REQUIRED WORK:
Repeat the lines below exactly, leaving out the pictures.

DATA FOR THE TASK:
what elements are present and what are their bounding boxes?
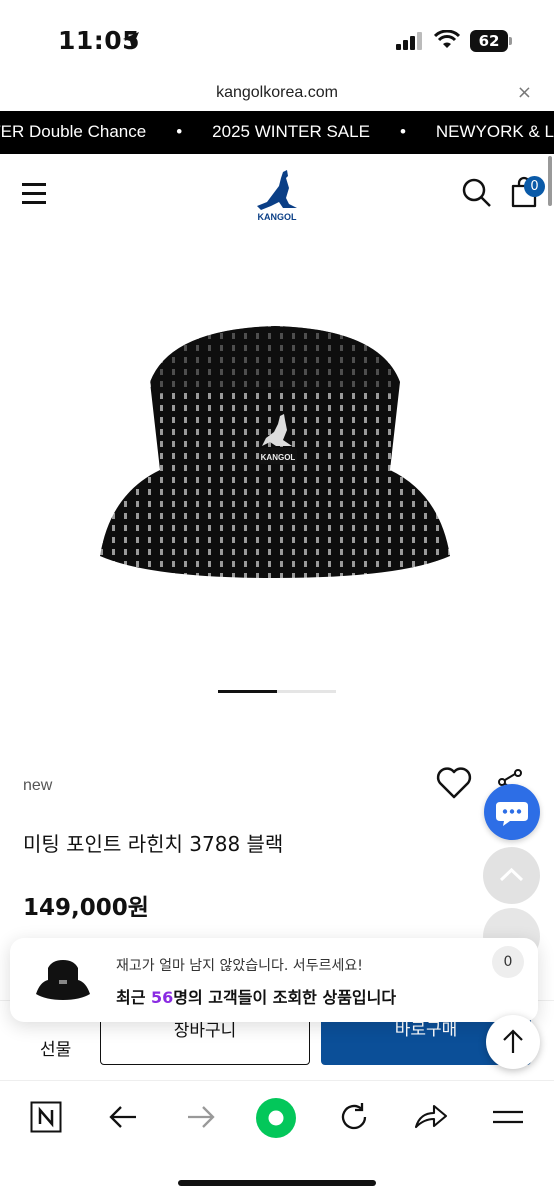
battery-indicator: 62 (470, 30, 508, 52)
address-bar[interactable]: kangolkorea.com × (0, 80, 554, 111)
recent-count-badge[interactable]: 0 (492, 946, 524, 978)
marquee-item[interactable]: NTER Double Chance (0, 122, 146, 142)
location-arrow-icon (123, 32, 139, 48)
logo-text: KANGOL (258, 212, 297, 222)
product-image[interactable]: KANGOL (0, 234, 554, 704)
reload-icon[interactable] (338, 1101, 370, 1133)
cart-count-badge: 0 (524, 176, 545, 197)
close-icon[interactable]: × (517, 82, 532, 103)
marquee-separator: • (176, 122, 183, 141)
image-slider-indicator[interactable] (218, 690, 336, 693)
home-indicator[interactable] (178, 1180, 376, 1186)
toast-product-thumbnail (36, 960, 90, 1000)
wifi-icon (434, 30, 460, 48)
search-icon[interactable] (462, 178, 492, 208)
toast-viewers-count: 56 (151, 988, 174, 1007)
slider-active-segment (218, 690, 277, 693)
menu-icon[interactable] (22, 183, 46, 204)
add-to-cart-button[interactable]: 장바구니 (100, 1015, 310, 1065)
toast-viewers-suffix: 명의 고객들이 조회한 상품입니다 (173, 988, 397, 1007)
product-price: 149,000원 (23, 895, 149, 921)
url-text[interactable]: kangolkorea.com (0, 84, 554, 102)
naver-home-icon[interactable] (255, 1097, 297, 1139)
svg-text:KANGOL: KANGOL (261, 453, 296, 462)
marquee-item[interactable]: NEWYORK & L (436, 122, 554, 142)
back-to-top-button[interactable] (486, 1015, 540, 1069)
chevron-up-icon (499, 867, 524, 882)
menu-icon[interactable] (492, 1101, 524, 1133)
gift-button[interactable]: 선물 (40, 1035, 71, 1060)
site-header: KANGOL 0 (0, 154, 554, 234)
chat-bubble-icon (496, 802, 528, 826)
status-bar: 11:05 62 (0, 0, 554, 80)
marquee-separator: • (399, 122, 406, 141)
heart-icon[interactable] (436, 766, 472, 800)
product-title: 미팅 포인트 라힌치 3788 블랙 (23, 832, 284, 856)
arrow-up-icon (503, 1029, 523, 1053)
share-arrow-icon[interactable] (414, 1101, 448, 1133)
toast-viewers-prefix: 최근 (116, 988, 152, 1007)
new-badge: new (23, 777, 53, 794)
chat-button[interactable] (484, 784, 540, 840)
battery-tip (509, 37, 512, 45)
back-arrow-icon[interactable] (108, 1101, 138, 1133)
promo-marquee[interactable]: NTER Double Chance • 2025 WINTER SALE • … (0, 111, 554, 154)
forward-arrow-icon[interactable] (186, 1101, 216, 1133)
marquee-item[interactable]: 2025 WINTER SALE (212, 122, 370, 142)
naver-n-icon[interactable] (30, 1101, 62, 1133)
toast-viewers-message: 최근 56명의 고객들이 조회한 상품입니다 (116, 984, 396, 1008)
toast-message: 재고가 얼마 남지 않았습니다. 서두르세요! (116, 958, 363, 974)
kangol-logo[interactable]: KANGOL (253, 168, 301, 222)
scroll-up-button[interactable] (483, 847, 540, 904)
stock-alert-toast[interactable]: 재고가 얼마 남지 않았습니다. 서두르세요! 최근 56명의 고객들이 조회한… (10, 938, 538, 1022)
cellular-signal-icon (396, 32, 422, 50)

FINAL RESULT:
what elements are present and what are their bounding boxes?
battery-indicator: 62 (470, 30, 508, 52)
address-bar[interactable]: kangolkorea.com × (0, 80, 554, 111)
recent-count-badge[interactable]: 0 (492, 946, 524, 978)
marquee-item[interactable]: NTER Double Chance (0, 122, 146, 142)
location-arrow-icon (123, 32, 139, 48)
logo-text: KANGOL (258, 212, 297, 222)
product-image[interactable]: KANGOL (0, 234, 554, 704)
reload-icon[interactable] (338, 1101, 370, 1133)
cart-count-badge: 0 (524, 176, 545, 197)
close-icon[interactable]: × (517, 82, 532, 103)
marquee-separator: • (176, 122, 183, 141)
image-slider-indicator[interactable] (218, 690, 336, 693)
home-indicator[interactable] (178, 1180, 376, 1186)
toast-product-thumbnail (36, 960, 90, 1000)
wifi-icon (434, 30, 460, 48)
search-icon[interactable] (462, 178, 492, 208)
toast-viewers-count: 56 (151, 988, 174, 1007)
slider-active-segment (218, 690, 277, 693)
menu-icon[interactable] (22, 183, 46, 204)
add-to-cart-button[interactable]: 장바구니 (100, 1015, 310, 1065)
toast-viewers-suffix: 명의 고객들이 조회한 상품입니다 (173, 988, 397, 1007)
product-price: 149,000원 (23, 895, 149, 921)
url-text[interactable]: kangolkorea.com (0, 84, 554, 102)
naver-home-icon[interactable] (255, 1097, 297, 1139)
svg-text:KANGOL: KANGOL (261, 453, 296, 462)
marquee-item[interactable]: NEWYORK & L (436, 122, 554, 142)
back-to-top-button[interactable] (486, 1015, 540, 1069)
chevron-up-icon (499, 867, 524, 882)
menu-icon[interactable] (492, 1101, 524, 1133)
gift-button[interactable]: 선물 (40, 1035, 71, 1060)
site-header: KANGOL 0 (0, 154, 554, 234)
chat-bubble-icon (496, 802, 528, 826)
status-bar: 11:05 62 (0, 0, 554, 80)
marquee-separator: • (399, 122, 406, 141)
heart-icon[interactable] (436, 766, 472, 800)
product-title: 미팅 포인트 라힌치 3788 블랙 (23, 832, 284, 856)
arrow-up-icon (503, 1029, 523, 1053)
share-arrow-icon[interactable] (414, 1101, 448, 1133)
toast-viewers-prefix: 최근 (116, 988, 152, 1007)
new-badge: new (23, 777, 53, 794)
chat-button[interactable] (484, 784, 540, 840)
battery-tip (509, 37, 512, 45)
back-arrow-icon[interactable] (108, 1101, 138, 1133)
promo-marquee[interactable]: NTER Double Chance • 2025 WINTER SALE • … (0, 111, 554, 154)
forward-arrow-icon[interactable] (186, 1101, 216, 1133)
marquee-item[interactable]: 2025 WINTER SALE (212, 122, 370, 142)
naver-n-icon[interactable] (30, 1101, 62, 1133)
toast-viewers-message: 최근 56명의 고객들이 조회한 상품입니다 (116, 984, 396, 1008)
toast-message: 재고가 얼마 남지 않았습니다. 서두르세요! (116, 958, 363, 974)
kangol-logo[interactable]: KANGOL (253, 168, 301, 222)
scroll-up-button[interactable] (483, 847, 540, 904)
stock-alert-toast[interactable]: 재고가 얼마 남지 않았습니다. 서두르세요! 최근 56명의 고객들이 조회한… (10, 938, 538, 1022)
cellular-signal-icon (396, 32, 422, 50)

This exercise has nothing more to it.